# Exercise task
Identify each line holding the string "láser" and copy it.

--- START Material for the task ---

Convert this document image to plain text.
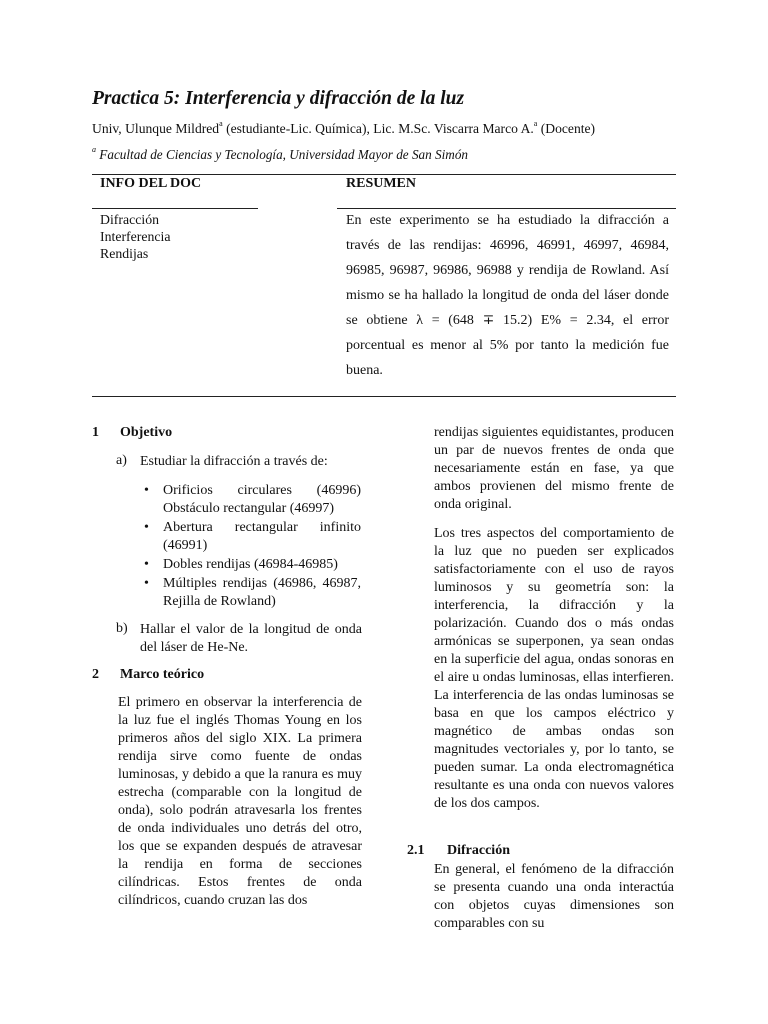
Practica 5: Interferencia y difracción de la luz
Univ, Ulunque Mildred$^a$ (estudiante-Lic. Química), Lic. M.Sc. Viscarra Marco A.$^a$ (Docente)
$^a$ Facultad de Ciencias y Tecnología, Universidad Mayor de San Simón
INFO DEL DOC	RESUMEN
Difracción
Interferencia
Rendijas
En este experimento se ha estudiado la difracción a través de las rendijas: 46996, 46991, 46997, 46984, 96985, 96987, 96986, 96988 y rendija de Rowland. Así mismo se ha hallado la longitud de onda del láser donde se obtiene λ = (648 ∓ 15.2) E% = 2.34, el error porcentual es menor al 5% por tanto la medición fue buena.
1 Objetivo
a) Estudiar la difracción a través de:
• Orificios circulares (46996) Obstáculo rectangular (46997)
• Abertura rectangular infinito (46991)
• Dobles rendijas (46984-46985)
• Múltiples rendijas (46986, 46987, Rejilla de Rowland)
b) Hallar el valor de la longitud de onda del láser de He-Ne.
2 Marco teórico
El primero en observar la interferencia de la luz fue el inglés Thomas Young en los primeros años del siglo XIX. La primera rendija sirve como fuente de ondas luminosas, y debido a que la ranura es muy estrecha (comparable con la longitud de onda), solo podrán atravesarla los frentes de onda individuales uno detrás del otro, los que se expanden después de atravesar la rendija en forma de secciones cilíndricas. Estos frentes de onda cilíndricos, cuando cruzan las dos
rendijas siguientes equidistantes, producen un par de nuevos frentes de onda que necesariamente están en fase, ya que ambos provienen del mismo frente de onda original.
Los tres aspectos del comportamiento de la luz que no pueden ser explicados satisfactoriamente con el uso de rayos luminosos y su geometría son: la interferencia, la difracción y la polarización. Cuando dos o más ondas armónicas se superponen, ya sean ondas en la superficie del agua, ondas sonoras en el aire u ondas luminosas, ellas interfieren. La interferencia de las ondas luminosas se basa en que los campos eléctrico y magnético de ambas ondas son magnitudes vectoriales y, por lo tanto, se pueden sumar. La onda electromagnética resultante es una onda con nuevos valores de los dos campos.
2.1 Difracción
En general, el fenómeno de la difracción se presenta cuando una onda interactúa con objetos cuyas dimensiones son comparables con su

--- END Material for the task ---
--- START Material for the task ---

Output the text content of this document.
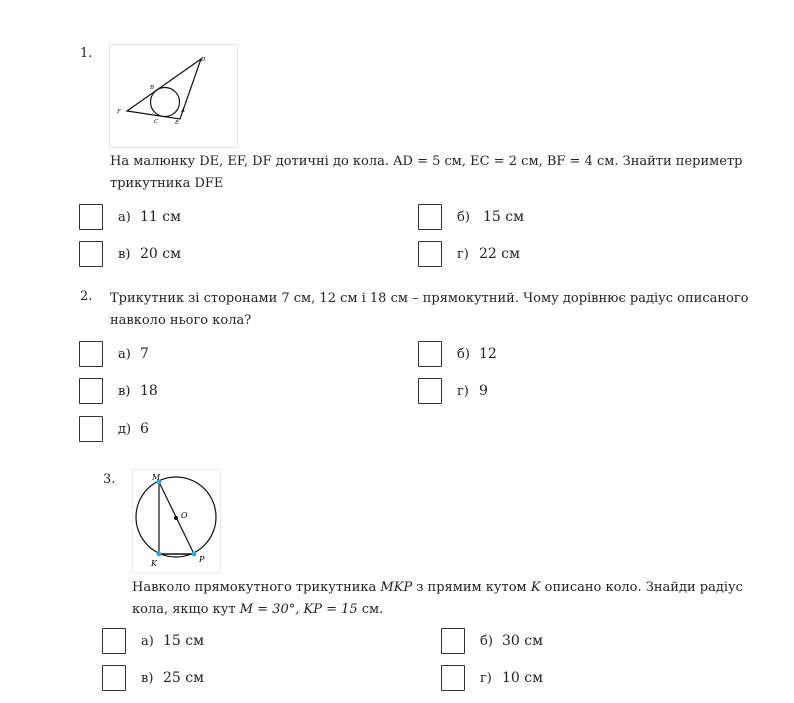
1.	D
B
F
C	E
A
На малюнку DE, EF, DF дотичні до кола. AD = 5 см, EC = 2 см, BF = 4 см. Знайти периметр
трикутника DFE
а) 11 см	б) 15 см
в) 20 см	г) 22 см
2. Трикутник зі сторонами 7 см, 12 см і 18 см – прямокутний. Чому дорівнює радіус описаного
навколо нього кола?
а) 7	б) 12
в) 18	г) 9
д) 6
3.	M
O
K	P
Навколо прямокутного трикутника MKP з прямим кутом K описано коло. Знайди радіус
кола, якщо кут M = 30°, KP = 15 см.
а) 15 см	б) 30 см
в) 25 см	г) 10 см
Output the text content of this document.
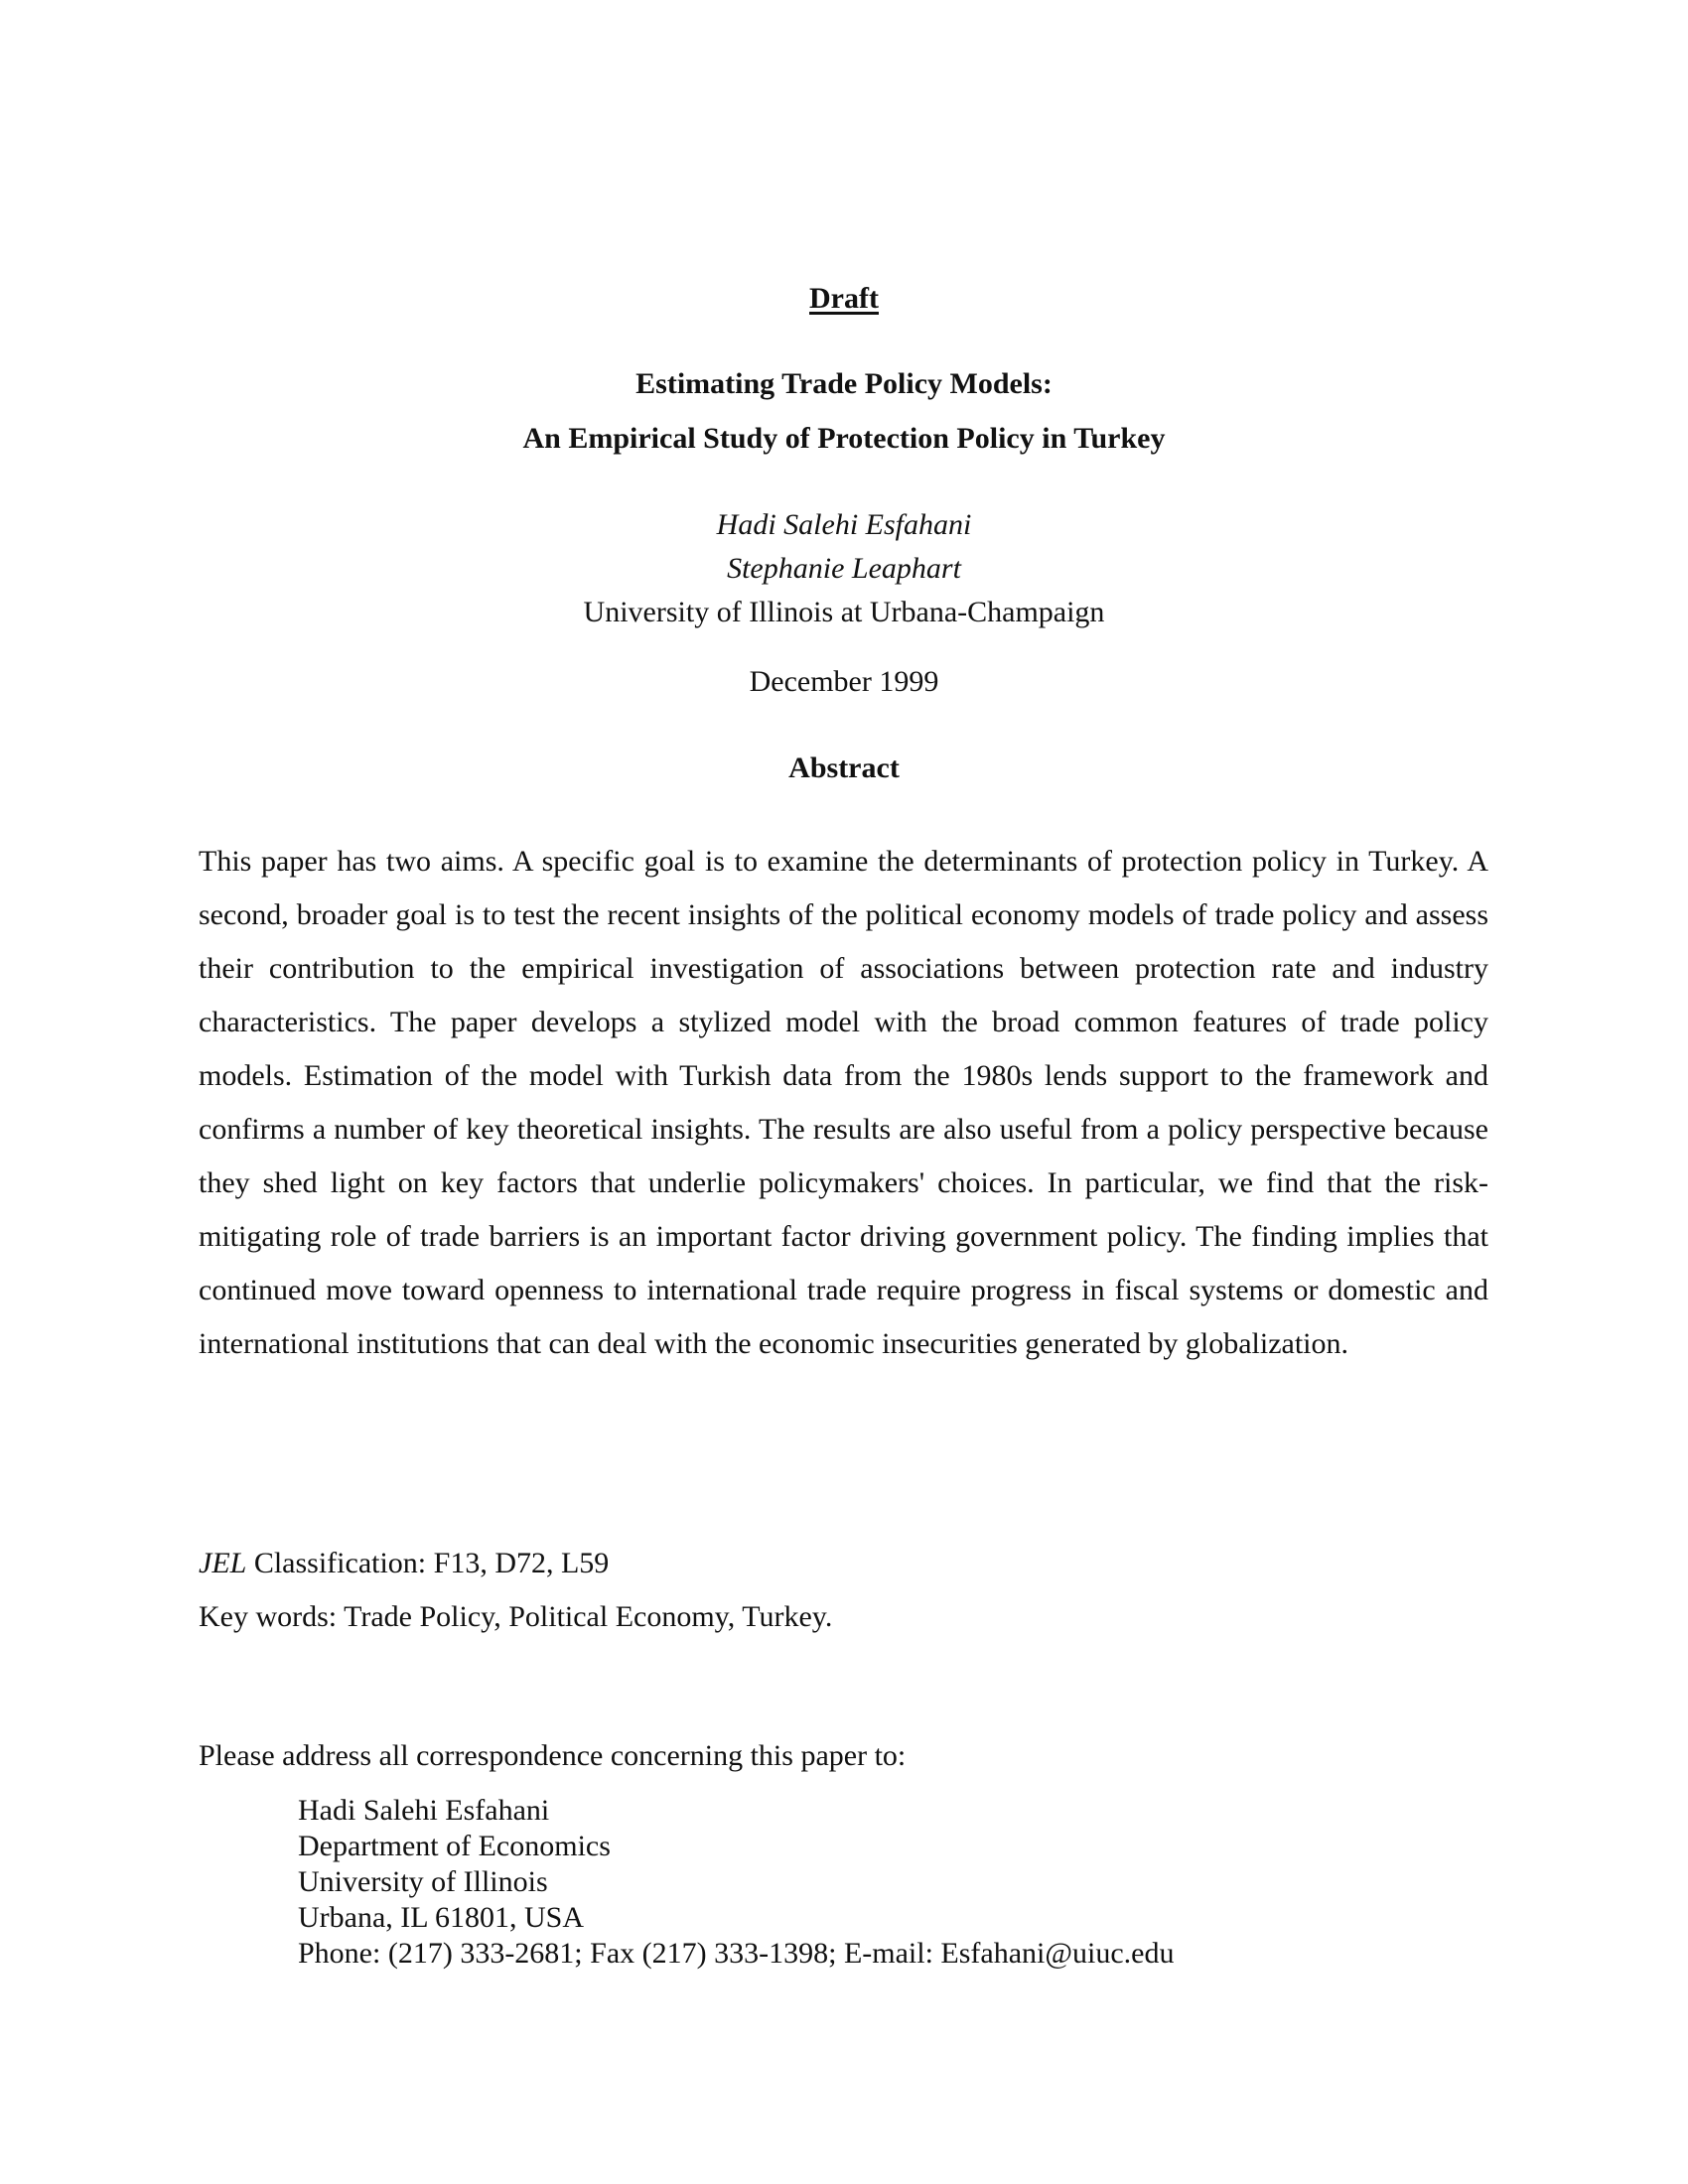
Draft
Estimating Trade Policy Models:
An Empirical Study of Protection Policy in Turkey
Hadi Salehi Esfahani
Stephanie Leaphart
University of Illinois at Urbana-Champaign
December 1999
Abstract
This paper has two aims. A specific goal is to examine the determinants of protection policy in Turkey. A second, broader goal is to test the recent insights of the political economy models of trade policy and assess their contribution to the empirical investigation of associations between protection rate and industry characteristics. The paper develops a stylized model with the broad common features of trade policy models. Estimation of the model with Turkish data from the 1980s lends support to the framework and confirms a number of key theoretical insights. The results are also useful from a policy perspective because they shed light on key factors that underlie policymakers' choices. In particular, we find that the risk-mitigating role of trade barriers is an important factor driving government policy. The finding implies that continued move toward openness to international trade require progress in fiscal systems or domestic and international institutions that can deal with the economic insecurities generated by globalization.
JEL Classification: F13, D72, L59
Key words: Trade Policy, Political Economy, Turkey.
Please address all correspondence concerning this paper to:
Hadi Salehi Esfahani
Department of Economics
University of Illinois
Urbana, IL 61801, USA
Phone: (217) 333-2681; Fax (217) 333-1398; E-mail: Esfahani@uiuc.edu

--- END Material for the task ---

# Solution to this task
En este experimento se ha estudiado la difracción a través de las rendijas: 46996, 46991, 46997, 46984, 96985, 96987, 96986, 96988 y rendija de Rowland. Así mismo se ha hallado la longitud de onda del láser donde se obtiene λ = (648 ∓ 15.2) E% = 2.34, el error porcentual es menor al 5% por tanto la medición fue buena.
b) Hallar el valor de la longitud de onda del láser de He-Ne.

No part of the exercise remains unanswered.